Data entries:
++++++++++

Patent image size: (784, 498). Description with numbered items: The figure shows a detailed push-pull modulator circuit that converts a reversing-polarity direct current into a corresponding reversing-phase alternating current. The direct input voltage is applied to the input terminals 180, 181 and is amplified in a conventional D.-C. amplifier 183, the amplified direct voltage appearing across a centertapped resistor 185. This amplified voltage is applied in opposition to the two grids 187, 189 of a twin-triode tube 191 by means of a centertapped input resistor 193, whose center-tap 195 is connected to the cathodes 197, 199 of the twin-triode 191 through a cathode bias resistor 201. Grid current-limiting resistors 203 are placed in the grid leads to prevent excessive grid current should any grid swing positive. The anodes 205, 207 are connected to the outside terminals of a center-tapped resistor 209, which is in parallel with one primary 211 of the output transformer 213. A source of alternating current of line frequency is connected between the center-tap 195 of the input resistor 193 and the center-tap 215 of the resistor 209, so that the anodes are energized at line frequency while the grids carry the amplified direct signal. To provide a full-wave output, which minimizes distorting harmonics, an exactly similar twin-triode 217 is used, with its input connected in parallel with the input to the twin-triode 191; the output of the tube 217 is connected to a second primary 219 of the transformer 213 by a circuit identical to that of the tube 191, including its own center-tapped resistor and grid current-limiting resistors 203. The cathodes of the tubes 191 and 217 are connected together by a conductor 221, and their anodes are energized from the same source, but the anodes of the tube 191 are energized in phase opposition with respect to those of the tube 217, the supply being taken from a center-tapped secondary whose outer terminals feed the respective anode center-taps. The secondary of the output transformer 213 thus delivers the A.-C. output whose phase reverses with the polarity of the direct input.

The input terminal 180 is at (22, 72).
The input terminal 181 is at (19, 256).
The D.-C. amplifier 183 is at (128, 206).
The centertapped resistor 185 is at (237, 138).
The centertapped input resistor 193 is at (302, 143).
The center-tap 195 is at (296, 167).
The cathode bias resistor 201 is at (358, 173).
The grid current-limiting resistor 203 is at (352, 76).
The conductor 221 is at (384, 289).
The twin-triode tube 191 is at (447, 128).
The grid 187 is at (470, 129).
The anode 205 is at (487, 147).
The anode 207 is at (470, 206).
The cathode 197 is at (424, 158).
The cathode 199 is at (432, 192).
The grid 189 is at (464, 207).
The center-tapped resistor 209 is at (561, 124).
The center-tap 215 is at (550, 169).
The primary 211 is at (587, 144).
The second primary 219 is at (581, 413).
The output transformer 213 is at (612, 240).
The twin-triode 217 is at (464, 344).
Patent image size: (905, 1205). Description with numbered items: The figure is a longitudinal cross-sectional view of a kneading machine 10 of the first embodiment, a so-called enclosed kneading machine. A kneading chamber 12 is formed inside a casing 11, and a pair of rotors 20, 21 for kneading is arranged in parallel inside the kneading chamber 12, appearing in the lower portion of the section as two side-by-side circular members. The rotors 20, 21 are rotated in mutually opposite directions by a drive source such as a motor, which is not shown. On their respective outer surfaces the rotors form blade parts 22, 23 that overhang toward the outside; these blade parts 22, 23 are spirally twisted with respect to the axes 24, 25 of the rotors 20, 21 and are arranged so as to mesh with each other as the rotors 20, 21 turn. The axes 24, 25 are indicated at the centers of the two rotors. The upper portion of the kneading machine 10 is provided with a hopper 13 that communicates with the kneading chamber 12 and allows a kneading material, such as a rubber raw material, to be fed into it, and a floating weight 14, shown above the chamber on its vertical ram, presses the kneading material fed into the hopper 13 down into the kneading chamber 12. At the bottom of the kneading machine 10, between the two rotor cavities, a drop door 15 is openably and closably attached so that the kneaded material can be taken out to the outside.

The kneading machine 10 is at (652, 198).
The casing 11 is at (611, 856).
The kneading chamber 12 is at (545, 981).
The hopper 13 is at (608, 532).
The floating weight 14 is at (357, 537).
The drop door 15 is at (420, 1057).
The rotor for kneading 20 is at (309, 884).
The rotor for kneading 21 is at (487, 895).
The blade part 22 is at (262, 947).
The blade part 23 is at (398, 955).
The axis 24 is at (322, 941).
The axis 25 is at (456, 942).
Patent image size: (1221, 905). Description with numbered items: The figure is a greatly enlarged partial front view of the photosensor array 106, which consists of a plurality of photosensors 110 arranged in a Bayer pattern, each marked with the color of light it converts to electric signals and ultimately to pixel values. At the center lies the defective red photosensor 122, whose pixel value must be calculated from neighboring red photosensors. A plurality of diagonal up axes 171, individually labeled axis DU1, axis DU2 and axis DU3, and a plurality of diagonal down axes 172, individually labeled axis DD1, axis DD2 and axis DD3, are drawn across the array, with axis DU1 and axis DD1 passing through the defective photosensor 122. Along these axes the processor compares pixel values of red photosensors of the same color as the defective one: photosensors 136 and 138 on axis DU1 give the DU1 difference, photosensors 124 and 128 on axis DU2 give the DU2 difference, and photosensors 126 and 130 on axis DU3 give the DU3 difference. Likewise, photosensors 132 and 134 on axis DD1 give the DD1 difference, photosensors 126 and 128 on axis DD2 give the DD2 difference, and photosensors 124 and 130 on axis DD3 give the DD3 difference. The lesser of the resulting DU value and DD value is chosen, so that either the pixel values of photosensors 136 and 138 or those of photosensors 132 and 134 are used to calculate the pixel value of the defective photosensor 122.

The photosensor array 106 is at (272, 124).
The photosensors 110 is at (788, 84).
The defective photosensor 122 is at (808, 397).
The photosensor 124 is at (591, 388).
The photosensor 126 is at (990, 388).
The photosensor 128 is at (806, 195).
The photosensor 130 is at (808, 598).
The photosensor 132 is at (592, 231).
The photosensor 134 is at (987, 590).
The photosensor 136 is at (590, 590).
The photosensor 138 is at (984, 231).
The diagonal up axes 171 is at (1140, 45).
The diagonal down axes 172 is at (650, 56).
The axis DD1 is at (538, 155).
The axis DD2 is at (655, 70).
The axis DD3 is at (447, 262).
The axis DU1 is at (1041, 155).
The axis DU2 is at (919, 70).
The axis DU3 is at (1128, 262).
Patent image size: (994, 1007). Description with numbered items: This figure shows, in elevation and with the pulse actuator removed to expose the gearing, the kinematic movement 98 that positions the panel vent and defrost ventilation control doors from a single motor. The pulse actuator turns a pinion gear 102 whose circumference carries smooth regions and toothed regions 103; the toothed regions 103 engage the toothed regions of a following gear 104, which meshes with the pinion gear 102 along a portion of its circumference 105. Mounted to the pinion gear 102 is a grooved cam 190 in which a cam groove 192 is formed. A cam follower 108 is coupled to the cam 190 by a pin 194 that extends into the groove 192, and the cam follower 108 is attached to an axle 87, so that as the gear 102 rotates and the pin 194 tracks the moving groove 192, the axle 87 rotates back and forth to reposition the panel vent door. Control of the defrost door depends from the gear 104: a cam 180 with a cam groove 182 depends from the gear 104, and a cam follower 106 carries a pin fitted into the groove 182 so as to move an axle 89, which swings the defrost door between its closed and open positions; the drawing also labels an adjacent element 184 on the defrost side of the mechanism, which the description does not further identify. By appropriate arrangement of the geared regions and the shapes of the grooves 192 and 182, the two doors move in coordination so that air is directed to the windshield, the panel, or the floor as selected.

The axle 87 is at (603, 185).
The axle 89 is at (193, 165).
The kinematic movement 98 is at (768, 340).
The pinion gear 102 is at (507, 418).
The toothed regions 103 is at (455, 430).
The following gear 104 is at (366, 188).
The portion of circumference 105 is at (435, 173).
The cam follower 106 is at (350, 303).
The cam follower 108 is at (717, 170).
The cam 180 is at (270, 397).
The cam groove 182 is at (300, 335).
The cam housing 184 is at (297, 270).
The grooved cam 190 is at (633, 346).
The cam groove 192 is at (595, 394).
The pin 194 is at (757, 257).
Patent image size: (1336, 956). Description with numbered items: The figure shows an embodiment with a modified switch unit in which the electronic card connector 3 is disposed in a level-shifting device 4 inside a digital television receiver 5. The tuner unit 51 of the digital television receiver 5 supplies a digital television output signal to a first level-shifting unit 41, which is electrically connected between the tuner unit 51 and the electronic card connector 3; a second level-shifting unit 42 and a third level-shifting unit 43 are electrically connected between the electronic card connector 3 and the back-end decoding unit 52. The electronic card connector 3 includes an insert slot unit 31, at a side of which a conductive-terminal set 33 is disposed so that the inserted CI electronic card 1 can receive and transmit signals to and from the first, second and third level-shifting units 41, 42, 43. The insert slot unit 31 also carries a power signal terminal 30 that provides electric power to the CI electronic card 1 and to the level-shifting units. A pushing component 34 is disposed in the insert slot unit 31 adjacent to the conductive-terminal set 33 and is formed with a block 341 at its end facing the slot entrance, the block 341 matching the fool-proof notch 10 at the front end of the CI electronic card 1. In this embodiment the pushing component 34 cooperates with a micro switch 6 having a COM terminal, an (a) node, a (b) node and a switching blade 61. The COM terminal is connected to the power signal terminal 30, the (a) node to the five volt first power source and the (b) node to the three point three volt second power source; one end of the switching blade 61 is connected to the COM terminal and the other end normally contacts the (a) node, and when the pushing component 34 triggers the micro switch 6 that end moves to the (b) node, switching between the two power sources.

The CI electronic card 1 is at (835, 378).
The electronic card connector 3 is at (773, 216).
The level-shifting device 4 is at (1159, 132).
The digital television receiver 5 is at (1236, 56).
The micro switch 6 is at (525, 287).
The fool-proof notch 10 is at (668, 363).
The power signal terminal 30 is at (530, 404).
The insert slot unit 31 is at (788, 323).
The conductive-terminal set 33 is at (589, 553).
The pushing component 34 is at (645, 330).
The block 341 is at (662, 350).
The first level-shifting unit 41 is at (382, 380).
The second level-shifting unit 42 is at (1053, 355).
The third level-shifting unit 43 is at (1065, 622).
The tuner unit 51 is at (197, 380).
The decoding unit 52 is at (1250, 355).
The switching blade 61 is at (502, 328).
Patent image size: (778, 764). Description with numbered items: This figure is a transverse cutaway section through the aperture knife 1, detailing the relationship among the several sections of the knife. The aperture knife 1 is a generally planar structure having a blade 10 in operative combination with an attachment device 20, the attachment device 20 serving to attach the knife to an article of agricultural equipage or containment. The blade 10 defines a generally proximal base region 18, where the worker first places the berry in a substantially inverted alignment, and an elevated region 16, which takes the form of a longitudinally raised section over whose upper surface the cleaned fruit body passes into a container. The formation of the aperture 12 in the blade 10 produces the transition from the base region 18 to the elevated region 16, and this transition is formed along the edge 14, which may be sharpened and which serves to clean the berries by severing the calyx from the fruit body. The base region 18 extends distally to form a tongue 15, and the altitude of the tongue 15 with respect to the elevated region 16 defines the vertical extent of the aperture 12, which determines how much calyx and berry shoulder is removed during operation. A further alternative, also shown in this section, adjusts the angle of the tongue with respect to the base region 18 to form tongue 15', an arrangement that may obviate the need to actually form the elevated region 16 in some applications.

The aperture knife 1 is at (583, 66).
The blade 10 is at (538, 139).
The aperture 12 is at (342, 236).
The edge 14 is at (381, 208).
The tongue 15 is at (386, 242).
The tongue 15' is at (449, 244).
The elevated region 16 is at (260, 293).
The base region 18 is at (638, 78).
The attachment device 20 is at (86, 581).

++++++++++

Do this:
Retype, without any changes, the lines from the one containing "Patent image size: (994, 1007)." through the one containing "The cam follower 108 is at (717, 170).", including both.

Response to the exercise:
Patent image size: (994, 1007). Description with numbered items: This figure shows, in elevation and with the pulse actuator removed to expose the gearing, the kinematic movement 98 that positions the panel vent and defrost ventilation control doors from a single motor. The pulse actuator turns a pinion gear 102 whose circumference carries smooth regions and toothed regions 103; the toothed regions 103 engage the toothed regions of a following gear 104, which meshes with the pinion gear 102 along a portion of its circumference 105. Mounted to the pinion gear 102 is a grooved cam 190 in which a cam groove 192 is formed. A cam follower 108 is coupled to the cam 190 by a pin 194 that extends into the groove 192, and the cam follower 108 is attached to an axle 87, so that as the gear 102 rotates and the pin 194 tracks the moving groove 192, the axle 87 rotates back and forth to reposition the panel vent door. Control of the defrost door depends from the gear 104: a cam 180 with a cam groove 182 depends from the gear 104, and a cam follower 106 carries a pin fitted into the groove 182 so as to move an axle 89, which swings the defrost door between its closed and open positions; the drawing also labels an adjacent element 184 on the defrost side of the mechanism, which the description does not further identify. By appropriate arrangement of the geared regions and the shapes of the grooves 192 and 182, the two doors move in coordination so that air is directed to the windshield, the panel, or the floor as selected.

The axle 87 is at (603, 185).
The axle 89 is at (193, 165).
The kinematic movement 98 is at (768, 340).
The pinion gear 102 is at (507, 418).
The toothed regions 103 is at (455, 430).
The following gear 104 is at (366, 188).
The portion of circumference 105 is at (435, 173).
The cam follower 106 is at (350, 303).
The cam follower 108 is at (717, 170).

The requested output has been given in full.